# DIRECTIVE
Leave out any pictures and transcribe all other data below exactly.

# RECORDS PROVIDED
=======

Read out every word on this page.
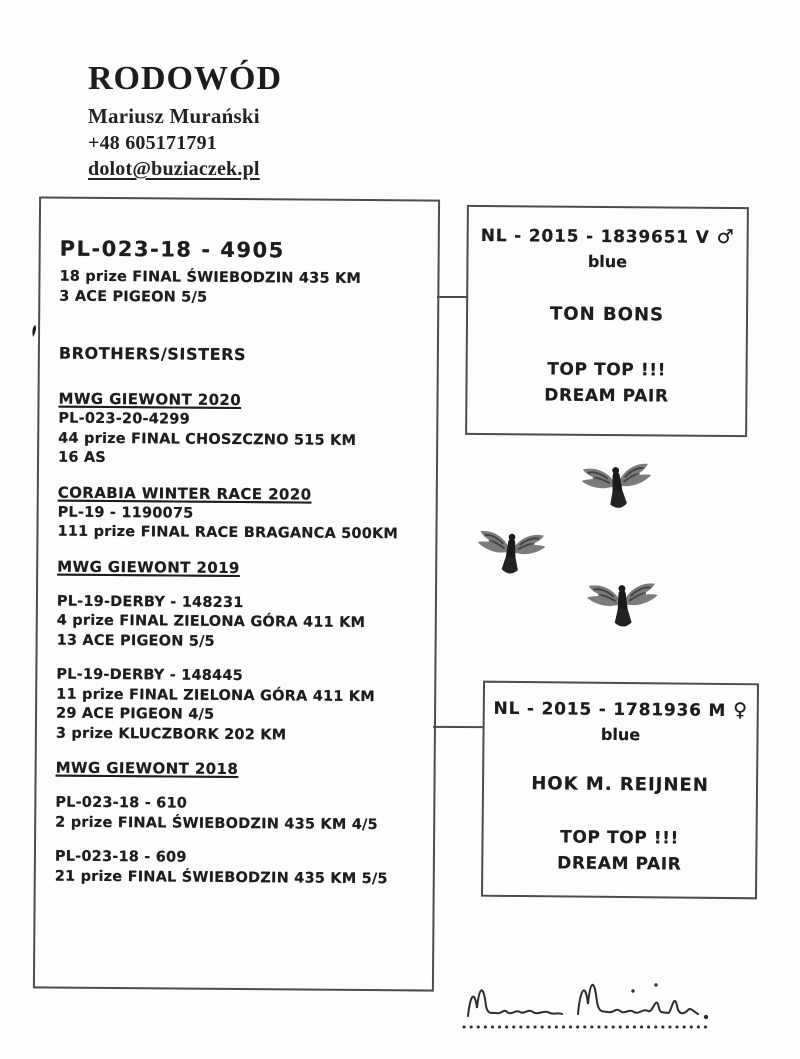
RODOWÓD
Mariusz Murański
+48 605171791
dolot@buziaczek.pl
PL-023-18 - 4905
18 prize FINAL ŚWIEBODZIN 435 KM
3 ACE PIGEON 5/5
BROTHERS/SISTERS
MWG GIEWONT 2020
PL-023-20-4299
44 prize FINAL CHOSZCZNO 515 KM
16 AS
CORABIA WINTER RACE 2020
PL-19 - 1190075
111 prize FINAL RACE BRAGANCA 500KM
MWG GIEWONT 2019
PL-19-DERBY - 148231
4 prize FINAL ZIELONA GÓRA 411 KM
13 ACE PIGEON 5/5
PL-19-DERBY - 148445
11 prize FINAL ZIELONA GÓRA 411 KM
29 ACE PIGEON 4/5
3 prize KLUCZBORK 202 KM
MWG GIEWONT 2018
PL-023-18 - 610
2 prize FINAL ŚWIEBODZIN 435 KM 4/5
PL-023-18 - 609
21 prize FINAL ŚWIEBODZIN 435 KM 5/5
NL - 2015 - 1839651 V ♂
blue
TON BONS
TOP TOP !!!
DREAM PAIR
NL - 2015 - 1781936 M ♀
blue
HOK M. REIJNEN
TOP TOP !!!
DREAM PAIR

=======

# CORRECT RESPONSE
Read out every word on this page.
RODOWÓD
Mariusz Murański
+48 605171791
dolot@buziaczek.pl
PL-023-18 - 4905
18 prize FINAL ŚWIEBODZIN 435 KM
3 ACE PIGEON 5/5
BROTHERS/SISTERS
MWG GIEWONT 2020
PL-023-20-4299
44 prize FINAL CHOSZCZNO 515 KM
16 AS
CORABIA WINTER RACE 2020
PL-19 - 1190075
111 prize FINAL RACE BRAGANCA 500KM
MWG GIEWONT 2019
PL-19-DERBY - 148231
4 prize FINAL ZIELONA GÓRA 411 KM
13 ACE PIGEON 5/5
PL-19-DERBY - 148445
11 prize FINAL ZIELONA GÓRA 411 KM
29 ACE PIGEON 4/5
3 prize KLUCZBORK 202 KM
MWG GIEWONT 2018
PL-023-18 - 610
2 prize FINAL ŚWIEBODZIN 435 KM 4/5
PL-023-18 - 609
21 prize FINAL ŚWIEBODZIN 435 KM 5/5
NL - 2015 - 1839651 V ♂
blue
TON BONS
TOP TOP !!!
DREAM PAIR
NL - 2015 - 1781936 M ♀
blue
HOK M. REIJNEN
TOP TOP !!!
DREAM PAIR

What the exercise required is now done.